Given task:
Copy out all the entries exactly.

╭──

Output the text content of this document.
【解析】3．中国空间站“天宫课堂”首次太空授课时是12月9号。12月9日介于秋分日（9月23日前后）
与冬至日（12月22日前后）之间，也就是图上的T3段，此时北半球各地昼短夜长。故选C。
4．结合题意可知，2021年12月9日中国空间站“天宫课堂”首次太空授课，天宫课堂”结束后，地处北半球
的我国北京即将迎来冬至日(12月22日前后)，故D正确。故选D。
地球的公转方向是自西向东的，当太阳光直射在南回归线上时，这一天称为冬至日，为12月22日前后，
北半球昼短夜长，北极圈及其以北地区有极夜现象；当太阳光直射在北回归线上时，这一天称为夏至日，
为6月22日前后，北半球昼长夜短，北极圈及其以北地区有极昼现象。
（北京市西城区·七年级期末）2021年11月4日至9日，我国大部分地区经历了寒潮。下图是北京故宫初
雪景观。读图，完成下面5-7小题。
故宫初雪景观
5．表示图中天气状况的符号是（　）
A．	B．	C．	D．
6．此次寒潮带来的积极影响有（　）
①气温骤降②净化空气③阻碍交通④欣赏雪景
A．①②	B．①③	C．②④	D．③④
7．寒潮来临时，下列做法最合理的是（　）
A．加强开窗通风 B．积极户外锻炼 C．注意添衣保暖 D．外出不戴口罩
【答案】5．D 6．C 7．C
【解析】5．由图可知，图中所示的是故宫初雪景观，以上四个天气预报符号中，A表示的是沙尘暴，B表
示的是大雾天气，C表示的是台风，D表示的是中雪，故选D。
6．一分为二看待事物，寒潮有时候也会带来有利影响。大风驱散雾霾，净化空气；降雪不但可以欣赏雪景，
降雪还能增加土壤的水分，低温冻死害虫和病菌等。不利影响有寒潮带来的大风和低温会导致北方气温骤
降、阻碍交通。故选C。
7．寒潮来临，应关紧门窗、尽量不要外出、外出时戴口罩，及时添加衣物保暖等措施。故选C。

╰──

Reply to the task:
Output the text content of this document.
【解析】3．中国空间站“天宫课堂”首次太空授课时是12月9号。12月9日介于秋分日（9月23日前后）
与冬至日（12月22日前后）之间，也就是图上的T3段，此时北半球各地昼短夜长。故选C。
4．结合题意可知，2021年12月9日中国空间站“天宫课堂”首次太空授课，天宫课堂”结束后，地处北半球
的我国北京即将迎来冬至日(12月22日前后)，故D正确。故选D。
地球的公转方向是自西向东的，当太阳光直射在南回归线上时，这一天称为冬至日，为12月22日前后，
北半球昼短夜长，北极圈及其以北地区有极夜现象；当太阳光直射在北回归线上时，这一天称为夏至日，
为6月22日前后，北半球昼长夜短，北极圈及其以北地区有极昼现象。
（北京市西城区·七年级期末）2021年11月4日至9日，我国大部分地区经历了寒潮。下图是北京故宫初
雪景观。读图，完成下面5-7小题。
故宫初雪景观
5．表示图中天气状况的符号是（　）
A．	B．	C．	D．
6．此次寒潮带来的积极影响有（　）
①气温骤降②净化空气③阻碍交通④欣赏雪景
A．①②	B．①③	C．②④	D．③④
7．寒潮来临时，下列做法最合理的是（　）
A．加强开窗通风 B．积极户外锻炼 C．注意添衣保暖 D．外出不戴口罩
【答案】5．D 6．C 7．C
【解析】5．由图可知，图中所示的是故宫初雪景观，以上四个天气预报符号中，A表示的是沙尘暴，B表
示的是大雾天气，C表示的是台风，D表示的是中雪，故选D。
6．一分为二看待事物，寒潮有时候也会带来有利影响。大风驱散雾霾，净化空气；降雪不但可以欣赏雪景，
降雪还能增加土壤的水分，低温冻死害虫和病菌等。不利影响有寒潮带来的大风和低温会导致北方气温骤
降、阻碍交通。故选C。
7．寒潮来临，应关紧门窗、尽量不要外出、外出时戴口罩，及时添加衣物保暖等措施。故选C。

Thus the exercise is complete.